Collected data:
──────────────────────────────

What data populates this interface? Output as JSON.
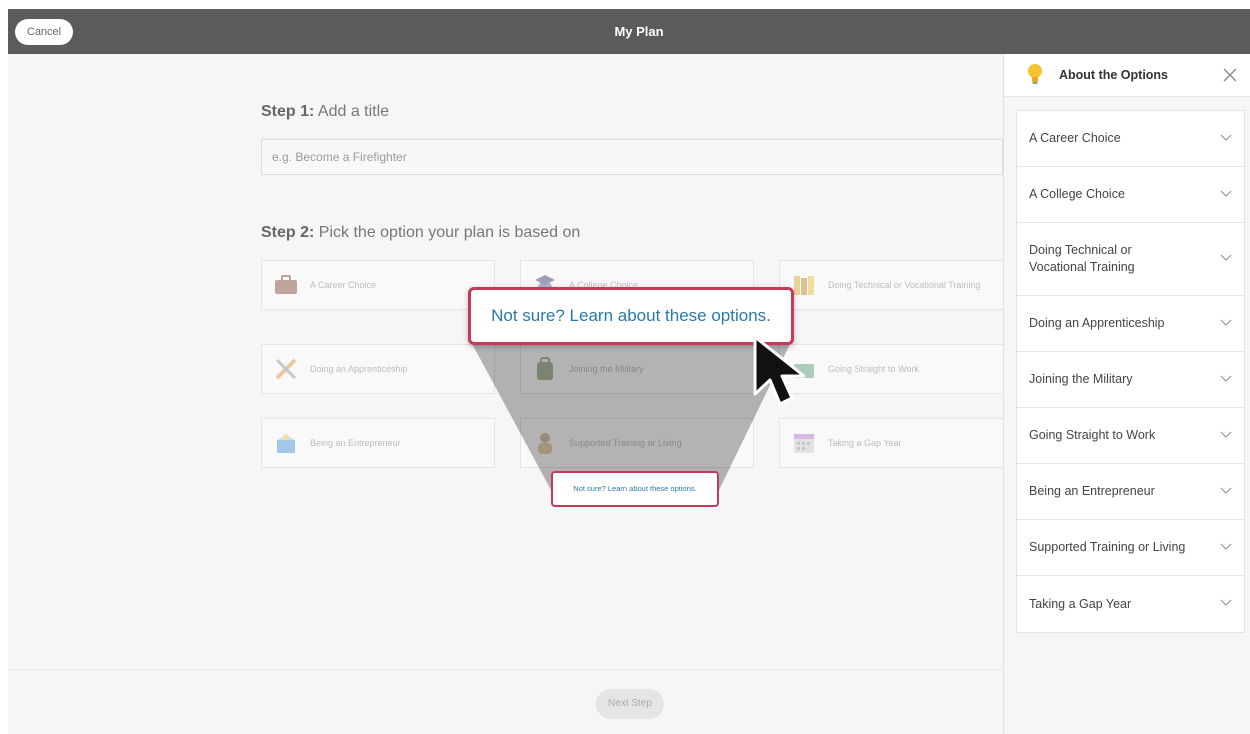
{
  "header": {
    "title": "My Plan",
    "cancel_label": "Cancel"
  },
  "step1": {
    "prefix": "Step 1:",
    "text": "Add a title",
    "placeholder": "e.g. Become a Firefighter"
  },
  "step2": {
    "prefix": "Step 2:",
    "text": "Pick the option your plan is based on"
  },
  "options": [
    {
      "label": "A Career Choice",
      "icon": "briefcase-icon"
    },
    {
      "label": "A College Choice",
      "icon": "graduation-icon"
    },
    {
      "label": "Doing Technical or Vocational Training",
      "icon": "books-icon"
    },
    {
      "label": "Doing an Apprenticeship",
      "icon": "tools-icon"
    },
    {
      "label": "Joining the Military",
      "icon": "backpack-icon"
    },
    {
      "label": "Going Straight to Work",
      "icon": "work-icon"
    },
    {
      "label": "Being an Entrepreneur",
      "icon": "package-icon"
    },
    {
      "label": "Supported Training or Living",
      "icon": "person-icon"
    },
    {
      "label": "Taking a Gap Year",
      "icon": "calendar-icon"
    }
  ],
  "callout": {
    "text": "Not sure? Learn about these options."
  },
  "footer": {
    "next_label": "Next Step"
  },
  "panel": {
    "title": "About the Options",
    "items": [
      "A Career Choice",
      "A College Choice",
      "Doing Technical or Vocational Training",
      "Doing an Apprenticeship",
      "Joining the Military",
      "Going Straight to Work",
      "Being an Entrepreneur",
      "Supported Training or Living",
      "Taking a Gap Year"
    ]
  },
  "colors": {
    "accent_red": "#c63a57",
    "link_blue": "#2a7aa9",
    "header_gray": "#5b5b5b"
  }
}
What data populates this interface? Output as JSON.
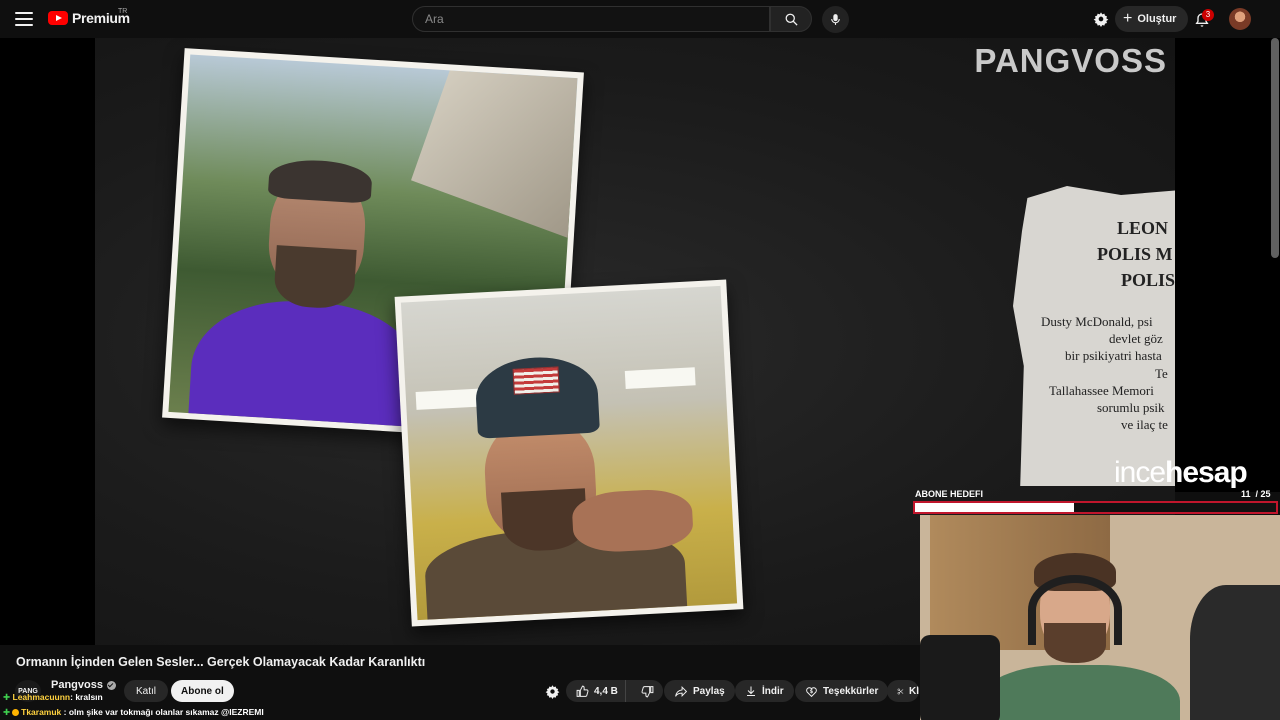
{
  "header": {
    "logo_text": "Premium",
    "logo_region": "TR",
    "search_placeholder": "Ara",
    "create_label": "Oluştur",
    "notification_count": "3"
  },
  "video": {
    "channel_watermark": "PANGVOSS",
    "newspaper": {
      "headline_lines": [
        "LEON",
        "POLIS M",
        "POLIS"
      ],
      "body_lines": [
        "Dusty McDonald, psi",
        "devlet göz",
        "bir psikiyatri hasta",
        "Te",
        "Tallahassee Memori",
        "sorumlu psik",
        "ve ilaç te"
      ]
    },
    "overlay": {
      "brand_light": "ince",
      "brand_bold": "hesap",
      "goal_label": "ABONE HEDEFI",
      "goal_current": "11",
      "goal_total": "/ 25",
      "goal_progress": 0.44
    }
  },
  "info": {
    "title": "Ormanın İçinden Gelen Sesler... Gerçek Olamayacak Kadar Karanlıktı",
    "channel_name": "Pangvoss",
    "channel_avatar_text": "PANG",
    "join_label": "Katıl",
    "subscribe_label": "Abone ol",
    "like_count": "4,4 B",
    "share_label": "Paylaş",
    "download_label": "İndir",
    "thanks_label": "Teşekkürler",
    "clip_label": "Kl"
  },
  "chat": [
    {
      "user": "Leahmacuunn",
      "message": ": kralsın"
    },
    {
      "user": "Tkaramuk",
      "message": ": olm şike var tokmağı olanlar sıkamaz @IEZREMI"
    }
  ],
  "colors": {
    "brand_red": "#ff0000",
    "goal_border": "#c0162c",
    "subscribe_bg": "#f1f1f1"
  }
}
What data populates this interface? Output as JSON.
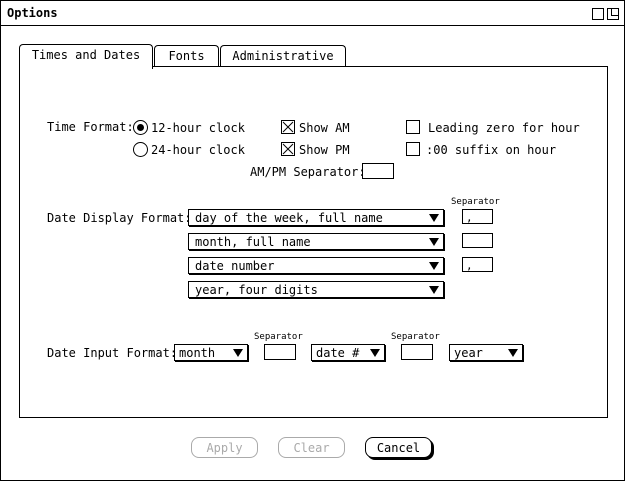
{
  "window": {
    "title": "Options"
  },
  "tabs": [
    {
      "label": "Times and Dates"
    },
    {
      "label": "Fonts"
    },
    {
      "label": "Administrative"
    }
  ],
  "time": {
    "label": "Time Format:",
    "radio_12": "12-hour clock",
    "radio_24": "24-hour clock",
    "show_am": "Show AM",
    "show_pm": "Show PM",
    "leading_zero": "Leading zero for hour",
    "suffix_00": ":00 suffix on hour",
    "ampm_sep_label": "AM/PM Separator:",
    "ampm_sep_value": ""
  },
  "display": {
    "label": "Date Display Format:",
    "separator_label": "Separator",
    "rows": [
      {
        "value": "day of the week, full name",
        "sep": ","
      },
      {
        "value": "month, full name",
        "sep": ""
      },
      {
        "value": "date number",
        "sep": ","
      },
      {
        "value": "year, four digits"
      }
    ]
  },
  "input": {
    "label": "Date Input Format:",
    "sep_label": "Separator",
    "sel1": "month",
    "sel2": "date #",
    "sel3": "year",
    "sep1": "",
    "sep2": ""
  },
  "buttons": {
    "apply": "Apply",
    "clear": "Clear",
    "cancel": "Cancel"
  }
}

──────────────────────────────

Request ->
Transcribe the listing in full and omit the pictures.

Solution ->
What data populates this interface? Output as JSON.
{
  "header": {
    "title": "My Plan",
    "cancel_label": "Cancel"
  },
  "step1": {
    "prefix": "Step 1:",
    "text": "Add a title",
    "placeholder": "e.g. Become a Firefighter"
  },
  "step2": {
    "prefix": "Step 2:",
    "text": "Pick the option your plan is based on"
  },
  "options": [
    {
      "label": "A Career Choice",
      "icon": "briefcase-icon"
    },
    {
      "label": "A College Choice",
      "icon": "graduation-icon"
    },
    {
      "label": "Doing Technical or Vocational Training",
      "icon": "books-icon"
    },
    {
      "label": "Doing an Apprenticeship",
      "icon": "tools-icon"
    },
    {
      "label": "Joining the Military",
      "icon": "backpack-icon"
    },
    {
      "label": "Going Straight to Work",
      "icon": "work-icon"
    },
    {
      "label": "Being an Entrepreneur",
      "icon": "package-icon"
    },
    {
      "label": "Supported Training or Living",
      "icon": "person-icon"
    },
    {
      "label": "Taking a Gap Year",
      "icon": "calendar-icon"
    }
  ],
  "callout": {
    "text": "Not sure? Learn about these options."
  },
  "footer": {
    "next_label": "Next Step"
  },
  "panel": {
    "title": "About the Options",
    "items": [
      "A Career Choice",
      "A College Choice",
      "Doing Technical or Vocational Training",
      "Doing an Apprenticeship",
      "Joining the Military",
      "Going Straight to Work",
      "Being an Entrepreneur",
      "Supported Training or Living",
      "Taking a Gap Year"
    ]
  },
  "colors": {
    "accent_red": "#c63a57",
    "link_blue": "#2a7aa9",
    "header_gray": "#5b5b5b"
  }
}
What data populates this interface? Output as JSON.
{
  "header": {
    "logo_text": "Premium",
    "logo_region": "TR",
    "search_placeholder": "Ara",
    "create_label": "Oluştur",
    "notification_count": "3"
  },
  "video": {
    "channel_watermark": "PANGVOSS",
    "newspaper": {
      "headline_lines": [
        "LEON",
        "POLIS M",
        "POLIS"
      ],
      "body_lines": [
        "Dusty McDonald, psi",
        "devlet göz",
        "bir psikiyatri hasta",
        "Te",
        "Tallahassee Memori",
        "sorumlu psik",
        "ve ilaç te"
      ]
    },
    "overlay": {
      "brand_light": "ince",
      "brand_bold": "hesap",
      "goal_label": "ABONE HEDEFI",
      "goal_current": "11",
      "goal_total": "/ 25",
      "goal_progress": 0.44
    }
  },
  "info": {
    "title": "Ormanın İçinden Gelen Sesler... Gerçek Olamayacak Kadar Karanlıktı",
    "channel_name": "Pangvoss",
    "channel_avatar_text": "PANG",
    "join_label": "Katıl",
    "subscribe_label": "Abone ol",
    "like_count": "4,4 B",
    "share_label": "Paylaş",
    "download_label": "İndir",
    "thanks_label": "Teşekkürler",
    "clip_label": "Kl"
  },
  "chat": [
    {
      "user": "Leahmacuunn",
      "message": ": kralsın"
    },
    {
      "user": "Tkaramuk",
      "message": ": olm şike var tokmağı olanlar sıkamaz @IEZREMI"
    }
  ],
  "colors": {
    "brand_red": "#ff0000",
    "goal_border": "#c0162c",
    "subscribe_bg": "#f1f1f1"
  }
}
What data populates this interface? Output as JSON.
{
  "window": {
    "title": "Options"
  },
  "tabs": [
    {
      "label": "Times and Dates"
    },
    {
      "label": "Fonts"
    },
    {
      "label": "Administrative"
    }
  ],
  "time": {
    "label": "Time Format:",
    "radio_12": "12-hour clock",
    "radio_24": "24-hour clock",
    "show_am": "Show AM",
    "show_pm": "Show PM",
    "leading_zero": "Leading zero for hour",
    "suffix_00": ":00 suffix on hour",
    "ampm_sep_label": "AM/PM Separator:",
    "ampm_sep_value": ""
  },
  "display": {
    "label": "Date Display Format:",
    "separator_label": "Separator",
    "rows": [
      {
        "value": "day of the week, full name",
        "sep": ","
      },
      {
        "value": "month, full name",
        "sep": ""
      },
      {
        "value": "date number",
        "sep": ","
      },
      {
        "value": "year, four digits"
      }
    ]
  },
  "input": {
    "label": "Date Input Format:",
    "sep_label": "Separator",
    "sel1": "month",
    "sel2": "date #",
    "sel3": "year",
    "sep1": "",
    "sep2": ""
  },
  "buttons": {
    "apply": "Apply",
    "clear": "Clear",
    "cancel": "Cancel"
  }
}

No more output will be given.